| INSTRUCTIONS FOR THE TASK |
Make an exact copy of the records, with the images left out.

| TASK DATA |
++++++++

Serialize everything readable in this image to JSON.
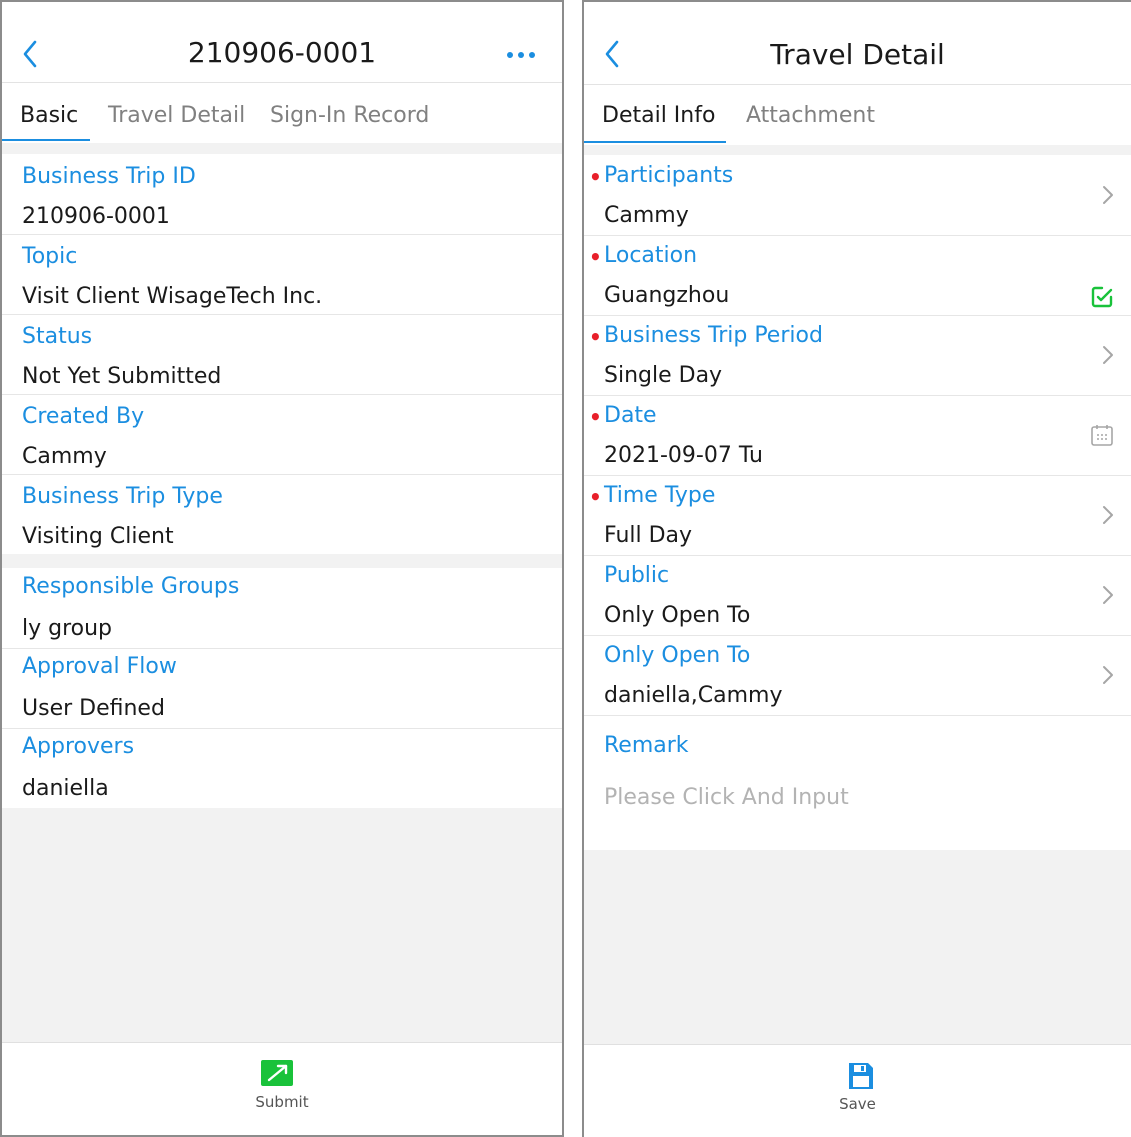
{
  "left": {
    "header": {
      "title": "210906-0001"
    },
    "tabs": [
      "Basic",
      "Travel Detail",
      "Sign-In Record"
    ],
    "section1": [
      {
        "label": "Business Trip ID",
        "value": "210906-0001"
      },
      {
        "label": "Topic",
        "value": "Visit Client WisageTech Inc."
      },
      {
        "label": "Status",
        "value": "Not Yet Submitted"
      },
      {
        "label": "Created By",
        "value": "Cammy"
      },
      {
        "label": "Business Trip Type",
        "value": "Visiting Client"
      }
    ],
    "section2": [
      {
        "label": "Responsible Groups",
        "value": "ly group"
      },
      {
        "label": "Approval Flow",
        "value": "User Defined"
      },
      {
        "label": "Approvers",
        "value": "daniella"
      }
    ],
    "footer": {
      "label": "Submit",
      "icon": "submit-icon",
      "color": "#19c23a"
    }
  },
  "right": {
    "header": {
      "title": "Travel Detail"
    },
    "tabs": [
      "Detail Info",
      "Attachment"
    ],
    "fields": [
      {
        "label": "Participants",
        "value": "Cammy",
        "required": true,
        "icon": "chevron-right-icon"
      },
      {
        "label": "Location",
        "value": "Guangzhou",
        "required": true,
        "icon": "edit-check-icon"
      },
      {
        "label": "Business Trip Period",
        "value": "Single Day",
        "required": true,
        "icon": "chevron-right-icon"
      },
      {
        "label": "Date",
        "value": "2021-09-07 Tu",
        "required": true,
        "icon": "calendar-icon"
      },
      {
        "label": "Time Type",
        "value": "Full Day",
        "required": true,
        "icon": "chevron-right-icon"
      },
      {
        "label": "Public",
        "value": "Only Open To",
        "required": false,
        "icon": "chevron-right-icon"
      },
      {
        "label": "Only Open To",
        "value": "daniella,Cammy",
        "required": false,
        "icon": "chevron-right-icon"
      }
    ],
    "remark": {
      "label": "Remark",
      "placeholder": "Please Click And Input"
    },
    "footer": {
      "label": "Save",
      "icon": "save-icon",
      "color": "#1b8ee0"
    }
  },
  "colors": {
    "accent": "#1b8ee0",
    "required": "#e8202a",
    "success": "#19c23a"
  }
}
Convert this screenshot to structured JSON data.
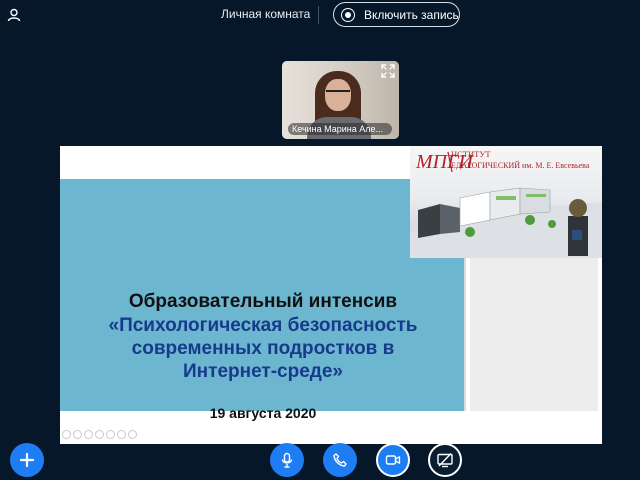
{
  "topbar": {
    "room_name": "Личная комната",
    "record_label": "Включить запись",
    "icons": [
      "user-icon",
      "record-icon"
    ]
  },
  "webcam": {
    "participant_name": "Кечина Марина Але...",
    "icons": [
      "fullscreen-icon"
    ]
  },
  "slide": {
    "banner": {
      "logo_letters": "МПГИ",
      "institute_line1": "НСТИТУТ",
      "institute_line2": "ЕДАГОГИЧЕСКИЙ им. М. Е. Евсевьева"
    },
    "title": "Образовательный интенсив",
    "subtitle_lines": [
      "«Психологическая безопасность",
      "современных подростков в",
      "Интернет-среде»"
    ],
    "date": "19 августа 2020",
    "colors": {
      "blue_panel": "#6cb6cf",
      "subtitle": "#183a8c"
    }
  },
  "controls": {
    "buttons": [
      "add-icon",
      "microphone-icon",
      "phone-icon",
      "camera-icon",
      "screen-share-off-icon"
    ],
    "accent": "#1f7df3"
  }
}
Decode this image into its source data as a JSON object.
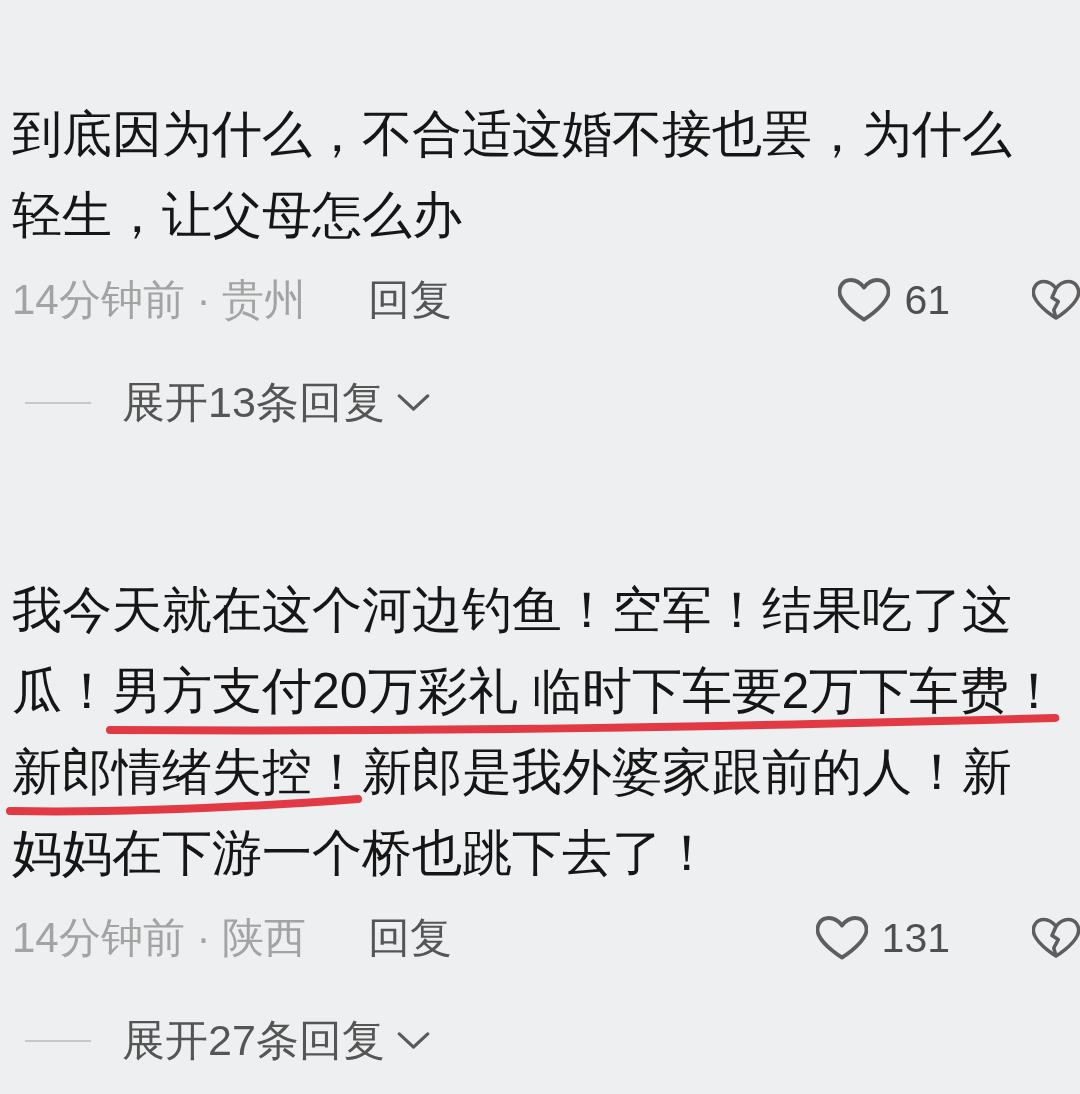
{
  "comments": [
    {
      "lines": [
        [
          {
            "text": "到底因为什么，不合适这婚不接也罢，为什么",
            "underlined": false
          }
        ],
        [
          {
            "text": "轻生，让父母怎么办",
            "underlined": false
          }
        ]
      ],
      "posted": "14分钟前 · 贵州",
      "reply": "回复",
      "liked": false,
      "likes": "61",
      "expand": "展开13条回复"
    },
    {
      "lines": [
        [
          {
            "text": "我今天就在这个河边钓鱼！空军！结果吃了这",
            "underlined": false
          }
        ],
        [
          {
            "text": "瓜！",
            "underlined": false
          },
          {
            "text": "男方支付20万彩礼 临时下车要2万下车费！",
            "underlined": true
          }
        ],
        [
          {
            "text": "新郎情绪失控！",
            "underlined": true
          },
          {
            "text": "新郎是我外婆家跟前的人！新",
            "underlined": false
          }
        ],
        [
          {
            "text": "妈妈在下游一个桥也跳下去了！",
            "underlined": false
          }
        ]
      ],
      "posted": "14分钟前 · 陕西",
      "reply": "回复",
      "liked": false,
      "likes": "131",
      "expand": "展开27条回复"
    }
  ]
}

++++++++

| TASK SOLUTION |
Serialize everything readable in this image to JSON.
{
  "left": {
    "header": {
      "title": "210906-0001"
    },
    "tabs": [
      "Basic",
      "Travel Detail",
      "Sign-In Record"
    ],
    "section1": [
      {
        "label": "Business Trip ID",
        "value": "210906-0001"
      },
      {
        "label": "Topic",
        "value": "Visit Client WisageTech Inc."
      },
      {
        "label": "Status",
        "value": "Not Yet Submitted"
      },
      {
        "label": "Created By",
        "value": "Cammy"
      },
      {
        "label": "Business Trip Type",
        "value": "Visiting Client"
      }
    ],
    "section2": [
      {
        "label": "Responsible Groups",
        "value": "ly group"
      },
      {
        "label": "Approval Flow",
        "value": "User Defined"
      },
      {
        "label": "Approvers",
        "value": "daniella"
      }
    ],
    "footer": {
      "label": "Submit",
      "icon": "submit-icon",
      "color": "#19c23a"
    }
  },
  "right": {
    "header": {
      "title": "Travel Detail"
    },
    "tabs": [
      "Detail Info",
      "Attachment"
    ],
    "fields": [
      {
        "label": "Participants",
        "value": "Cammy",
        "required": true,
        "icon": "chevron-right-icon"
      },
      {
        "label": "Location",
        "value": "Guangzhou",
        "required": true,
        "icon": "edit-check-icon"
      },
      {
        "label": "Business Trip Period",
        "value": "Single Day",
        "required": true,
        "icon": "chevron-right-icon"
      },
      {
        "label": "Date",
        "value": "2021-09-07 Tu",
        "required": true,
        "icon": "calendar-icon"
      },
      {
        "label": "Time Type",
        "value": "Full Day",
        "required": true,
        "icon": "chevron-right-icon"
      },
      {
        "label": "Public",
        "value": "Only Open To",
        "required": false,
        "icon": "chevron-right-icon"
      },
      {
        "label": "Only Open To",
        "value": "daniella,Cammy",
        "required": false,
        "icon": "chevron-right-icon"
      }
    ],
    "remark": {
      "label": "Remark",
      "placeholder": "Please Click And Input"
    },
    "footer": {
      "label": "Save",
      "icon": "save-icon",
      "color": "#1b8ee0"
    }
  },
  "colors": {
    "accent": "#1b8ee0",
    "required": "#e8202a",
    "success": "#19c23a"
  }
}
Convert this screenshot to structured JSON data.
{
  "topbar": {
    "room_name": "Личная комната",
    "record_label": "Включить запись",
    "icons": [
      "user-icon",
      "record-icon"
    ]
  },
  "webcam": {
    "participant_name": "Кечина Марина Але...",
    "icons": [
      "fullscreen-icon"
    ]
  },
  "slide": {
    "banner": {
      "logo_letters": "МПГИ",
      "institute_line1": "НСТИТУТ",
      "institute_line2": "ЕДАГОГИЧЕСКИЙ им. М. Е. Евсевьева"
    },
    "title": "Образовательный интенсив",
    "subtitle_lines": [
      "«Психологическая безопасность",
      "современных подростков в",
      "Интернет-среде»"
    ],
    "date": "19 августа 2020",
    "colors": {
      "blue_panel": "#6cb6cf",
      "subtitle": "#183a8c"
    }
  },
  "controls": {
    "buttons": [
      "add-icon",
      "microphone-icon",
      "phone-icon",
      "camera-icon",
      "screen-share-off-icon"
    ],
    "accent": "#1f7df3"
  }
}
Decode this image into its source data as a JSON object.
{
  "comments": [
    {
      "lines": [
        [
          {
            "text": "到底因为什么，不合适这婚不接也罢，为什么",
            "underlined": false
          }
        ],
        [
          {
            "text": "轻生，让父母怎么办",
            "underlined": false
          }
        ]
      ],
      "posted": "14分钟前 · 贵州",
      "reply": "回复",
      "liked": false,
      "likes": "61",
      "expand": "展开13条回复"
    },
    {
      "lines": [
        [
          {
            "text": "我今天就在这个河边钓鱼！空军！结果吃了这",
            "underlined": false
          }
        ],
        [
          {
            "text": "瓜！",
            "underlined": false
          },
          {
            "text": "男方支付20万彩礼 临时下车要2万下车费！",
            "underlined": true
          }
        ],
        [
          {
            "text": "新郎情绪失控！",
            "underlined": true
          },
          {
            "text": "新郎是我外婆家跟前的人！新",
            "underlined": false
          }
        ],
        [
          {
            "text": "妈妈在下游一个桥也跳下去了！",
            "underlined": false
          }
        ]
      ],
      "posted": "14分钟前 · 陕西",
      "reply": "回复",
      "liked": false,
      "likes": "131",
      "expand": "展开27条回复"
    }
  ]
}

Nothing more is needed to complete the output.